Take every line from the material that has the word "savez" in it.

══ The records ══

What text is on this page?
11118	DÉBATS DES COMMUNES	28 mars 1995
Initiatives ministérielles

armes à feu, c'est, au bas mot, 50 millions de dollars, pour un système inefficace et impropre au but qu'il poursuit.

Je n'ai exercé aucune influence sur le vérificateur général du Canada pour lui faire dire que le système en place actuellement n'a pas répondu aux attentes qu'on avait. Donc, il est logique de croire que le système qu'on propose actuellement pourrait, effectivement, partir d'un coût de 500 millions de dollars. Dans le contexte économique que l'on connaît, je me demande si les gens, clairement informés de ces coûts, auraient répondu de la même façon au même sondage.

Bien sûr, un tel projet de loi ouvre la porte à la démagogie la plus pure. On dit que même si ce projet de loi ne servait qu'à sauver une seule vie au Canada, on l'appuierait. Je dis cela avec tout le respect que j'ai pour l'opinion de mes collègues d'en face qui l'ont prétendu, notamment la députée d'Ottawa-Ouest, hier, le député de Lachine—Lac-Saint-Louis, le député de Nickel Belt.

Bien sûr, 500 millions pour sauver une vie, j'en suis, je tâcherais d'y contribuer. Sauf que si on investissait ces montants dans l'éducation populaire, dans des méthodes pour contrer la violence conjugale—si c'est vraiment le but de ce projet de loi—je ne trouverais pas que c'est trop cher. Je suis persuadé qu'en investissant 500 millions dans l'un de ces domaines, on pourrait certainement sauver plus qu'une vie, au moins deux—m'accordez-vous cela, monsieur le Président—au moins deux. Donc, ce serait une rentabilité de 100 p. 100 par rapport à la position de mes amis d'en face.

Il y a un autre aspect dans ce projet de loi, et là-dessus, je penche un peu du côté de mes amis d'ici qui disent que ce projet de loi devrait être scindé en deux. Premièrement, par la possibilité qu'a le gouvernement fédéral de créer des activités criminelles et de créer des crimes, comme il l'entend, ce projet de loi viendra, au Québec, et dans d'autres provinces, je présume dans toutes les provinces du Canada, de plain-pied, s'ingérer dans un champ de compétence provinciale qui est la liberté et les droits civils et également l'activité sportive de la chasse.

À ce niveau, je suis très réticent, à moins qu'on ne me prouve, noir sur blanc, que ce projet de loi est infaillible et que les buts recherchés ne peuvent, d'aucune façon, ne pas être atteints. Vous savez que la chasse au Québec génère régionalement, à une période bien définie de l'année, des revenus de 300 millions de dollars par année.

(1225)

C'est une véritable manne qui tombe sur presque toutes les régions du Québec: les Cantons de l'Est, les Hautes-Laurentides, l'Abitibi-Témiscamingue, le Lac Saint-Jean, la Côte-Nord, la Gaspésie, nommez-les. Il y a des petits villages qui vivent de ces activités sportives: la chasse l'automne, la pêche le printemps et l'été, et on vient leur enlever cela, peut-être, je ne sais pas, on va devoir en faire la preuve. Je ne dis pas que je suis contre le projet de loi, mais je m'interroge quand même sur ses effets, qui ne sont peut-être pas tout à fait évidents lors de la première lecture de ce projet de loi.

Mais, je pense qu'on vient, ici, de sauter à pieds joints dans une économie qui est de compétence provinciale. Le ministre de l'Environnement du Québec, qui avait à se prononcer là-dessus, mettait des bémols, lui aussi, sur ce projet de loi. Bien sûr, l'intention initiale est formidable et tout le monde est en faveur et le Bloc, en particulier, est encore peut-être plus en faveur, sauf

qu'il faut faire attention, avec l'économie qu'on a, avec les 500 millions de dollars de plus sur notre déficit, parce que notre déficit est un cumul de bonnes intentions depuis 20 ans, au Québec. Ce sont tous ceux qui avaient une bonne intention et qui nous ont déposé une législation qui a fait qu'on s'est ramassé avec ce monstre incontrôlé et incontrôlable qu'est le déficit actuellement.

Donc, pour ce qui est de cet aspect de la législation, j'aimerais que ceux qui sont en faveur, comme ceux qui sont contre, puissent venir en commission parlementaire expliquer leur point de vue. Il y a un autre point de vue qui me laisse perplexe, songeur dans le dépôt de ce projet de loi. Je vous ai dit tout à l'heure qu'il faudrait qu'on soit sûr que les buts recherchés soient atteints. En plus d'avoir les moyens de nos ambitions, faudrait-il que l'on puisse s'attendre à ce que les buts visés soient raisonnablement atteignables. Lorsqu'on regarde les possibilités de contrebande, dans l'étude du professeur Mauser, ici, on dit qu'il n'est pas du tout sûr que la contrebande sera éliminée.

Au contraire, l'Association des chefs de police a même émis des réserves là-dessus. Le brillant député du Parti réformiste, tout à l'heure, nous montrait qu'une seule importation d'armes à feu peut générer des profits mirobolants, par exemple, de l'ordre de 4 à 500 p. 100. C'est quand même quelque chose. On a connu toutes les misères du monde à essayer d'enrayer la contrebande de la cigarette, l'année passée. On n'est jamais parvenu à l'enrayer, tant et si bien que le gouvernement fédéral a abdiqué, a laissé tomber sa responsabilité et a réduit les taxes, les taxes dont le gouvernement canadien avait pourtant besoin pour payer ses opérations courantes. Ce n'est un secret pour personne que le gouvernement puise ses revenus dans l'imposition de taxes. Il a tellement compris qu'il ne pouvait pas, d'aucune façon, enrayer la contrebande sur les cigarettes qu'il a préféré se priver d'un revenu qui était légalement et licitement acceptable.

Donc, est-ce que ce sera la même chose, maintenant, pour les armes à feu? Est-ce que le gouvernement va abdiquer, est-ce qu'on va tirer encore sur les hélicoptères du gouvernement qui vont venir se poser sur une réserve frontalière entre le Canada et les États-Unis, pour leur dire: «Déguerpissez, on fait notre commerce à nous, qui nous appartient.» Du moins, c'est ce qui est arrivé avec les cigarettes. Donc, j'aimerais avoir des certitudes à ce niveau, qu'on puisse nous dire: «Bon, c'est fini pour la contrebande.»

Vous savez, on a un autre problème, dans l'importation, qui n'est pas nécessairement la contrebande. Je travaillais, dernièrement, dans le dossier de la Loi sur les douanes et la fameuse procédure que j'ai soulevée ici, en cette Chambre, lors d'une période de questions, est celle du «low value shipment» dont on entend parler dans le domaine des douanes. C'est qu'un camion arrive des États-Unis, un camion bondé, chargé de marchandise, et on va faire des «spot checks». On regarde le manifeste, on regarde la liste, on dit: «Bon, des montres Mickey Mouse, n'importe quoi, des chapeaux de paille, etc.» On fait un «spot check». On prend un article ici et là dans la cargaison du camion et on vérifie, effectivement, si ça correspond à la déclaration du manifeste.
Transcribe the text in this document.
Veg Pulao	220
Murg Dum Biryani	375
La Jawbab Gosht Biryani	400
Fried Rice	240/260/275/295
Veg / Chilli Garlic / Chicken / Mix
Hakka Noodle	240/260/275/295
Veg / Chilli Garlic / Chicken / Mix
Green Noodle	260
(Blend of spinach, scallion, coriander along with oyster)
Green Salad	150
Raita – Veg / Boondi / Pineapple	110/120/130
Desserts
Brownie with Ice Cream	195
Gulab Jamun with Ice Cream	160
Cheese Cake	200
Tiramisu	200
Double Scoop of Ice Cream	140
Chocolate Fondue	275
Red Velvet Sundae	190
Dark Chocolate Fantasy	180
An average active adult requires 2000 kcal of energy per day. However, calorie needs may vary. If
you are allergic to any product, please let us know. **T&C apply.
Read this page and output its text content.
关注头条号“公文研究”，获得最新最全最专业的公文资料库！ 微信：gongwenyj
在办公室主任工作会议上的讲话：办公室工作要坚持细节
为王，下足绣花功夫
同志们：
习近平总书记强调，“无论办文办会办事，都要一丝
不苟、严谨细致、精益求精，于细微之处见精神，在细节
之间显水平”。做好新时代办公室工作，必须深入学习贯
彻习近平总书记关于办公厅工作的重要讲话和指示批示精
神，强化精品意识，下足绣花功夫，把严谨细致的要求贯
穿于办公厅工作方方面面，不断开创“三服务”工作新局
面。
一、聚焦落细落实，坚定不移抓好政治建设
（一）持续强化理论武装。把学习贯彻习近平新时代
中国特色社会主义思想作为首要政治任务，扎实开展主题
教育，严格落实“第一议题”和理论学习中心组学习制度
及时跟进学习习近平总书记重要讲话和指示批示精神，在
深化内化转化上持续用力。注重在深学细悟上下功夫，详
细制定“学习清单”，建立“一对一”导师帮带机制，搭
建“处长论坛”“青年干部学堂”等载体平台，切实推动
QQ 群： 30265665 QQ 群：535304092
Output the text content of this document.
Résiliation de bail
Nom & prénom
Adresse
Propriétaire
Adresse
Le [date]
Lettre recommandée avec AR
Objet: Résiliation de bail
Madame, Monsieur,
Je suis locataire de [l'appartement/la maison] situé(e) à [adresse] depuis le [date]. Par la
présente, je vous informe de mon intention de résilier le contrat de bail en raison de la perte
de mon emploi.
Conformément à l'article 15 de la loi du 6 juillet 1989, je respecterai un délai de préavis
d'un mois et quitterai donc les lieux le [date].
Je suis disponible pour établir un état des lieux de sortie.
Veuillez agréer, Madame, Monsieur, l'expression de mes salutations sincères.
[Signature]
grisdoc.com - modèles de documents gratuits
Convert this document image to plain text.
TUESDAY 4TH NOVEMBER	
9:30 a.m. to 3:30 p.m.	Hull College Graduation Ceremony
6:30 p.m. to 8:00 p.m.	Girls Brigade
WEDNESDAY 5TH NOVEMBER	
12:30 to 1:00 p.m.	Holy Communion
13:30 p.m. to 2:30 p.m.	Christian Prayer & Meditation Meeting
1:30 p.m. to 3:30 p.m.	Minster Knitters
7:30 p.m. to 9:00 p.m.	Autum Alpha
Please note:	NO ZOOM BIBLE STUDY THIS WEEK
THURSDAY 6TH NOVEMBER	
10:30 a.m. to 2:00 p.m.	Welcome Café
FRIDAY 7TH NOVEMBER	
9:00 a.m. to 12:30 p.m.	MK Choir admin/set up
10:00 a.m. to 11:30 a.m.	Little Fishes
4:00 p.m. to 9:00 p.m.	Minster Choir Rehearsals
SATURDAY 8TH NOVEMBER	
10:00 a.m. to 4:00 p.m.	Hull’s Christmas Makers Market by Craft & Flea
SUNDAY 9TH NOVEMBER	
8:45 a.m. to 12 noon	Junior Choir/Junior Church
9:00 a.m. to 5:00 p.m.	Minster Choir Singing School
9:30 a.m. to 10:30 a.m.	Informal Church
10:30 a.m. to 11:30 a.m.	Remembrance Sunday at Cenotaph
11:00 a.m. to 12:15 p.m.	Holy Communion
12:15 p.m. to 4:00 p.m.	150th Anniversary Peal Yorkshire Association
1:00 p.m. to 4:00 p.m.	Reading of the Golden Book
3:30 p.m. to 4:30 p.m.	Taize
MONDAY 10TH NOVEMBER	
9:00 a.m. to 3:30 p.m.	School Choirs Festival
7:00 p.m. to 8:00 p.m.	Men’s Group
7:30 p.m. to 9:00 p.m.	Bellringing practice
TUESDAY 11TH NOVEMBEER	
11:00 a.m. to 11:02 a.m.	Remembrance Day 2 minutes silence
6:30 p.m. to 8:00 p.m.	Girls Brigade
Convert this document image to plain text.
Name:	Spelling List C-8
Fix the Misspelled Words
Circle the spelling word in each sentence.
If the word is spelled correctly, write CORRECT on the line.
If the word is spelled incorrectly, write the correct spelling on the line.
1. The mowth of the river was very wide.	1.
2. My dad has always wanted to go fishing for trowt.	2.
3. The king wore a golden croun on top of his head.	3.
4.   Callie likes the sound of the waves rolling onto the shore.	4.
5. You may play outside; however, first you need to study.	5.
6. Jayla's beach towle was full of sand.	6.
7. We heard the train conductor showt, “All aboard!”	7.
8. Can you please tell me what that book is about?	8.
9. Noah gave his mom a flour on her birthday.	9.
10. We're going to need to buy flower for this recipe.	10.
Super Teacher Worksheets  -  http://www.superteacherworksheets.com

═══

Result of this task =>
À ce niveau, je suis très réticent, à moins qu'on ne me prouve, noir sur blanc, que ce projet de loi est infaillible et que les buts recherchés ne peuvent, d'aucune façon, ne pas être atteints. Vous savez que la chasse au Québec génère régionalement, à une période bien définie de l'année, des revenus de 300 millions de dollars par année.
Vous savez, on a un autre problème, dans l'importation, qui n'est pas nécessairement la contrebande. Je travaillais, dernièrement, dans le dossier de la Loi sur les douanes et la fameuse procédure que j'ai soulevée ici, en cette Chambre, lors d'une période de questions, est celle du «low value shipment» dont on entend parler dans le domaine des douanes. C'est qu'un camion arrive des États-Unis, un camion bondé, chargé de marchandise, et on va faire des «spot checks». On regarde le manifeste, on regarde la liste, on dit: «Bon, des montres Mickey Mouse, n'importe quoi, des chapeaux de paille, etc.» On fait un «spot check». On prend un article ici et là dans la cargaison du camion et on vérifie, effectivement, si ça correspond à la déclaration du manifeste.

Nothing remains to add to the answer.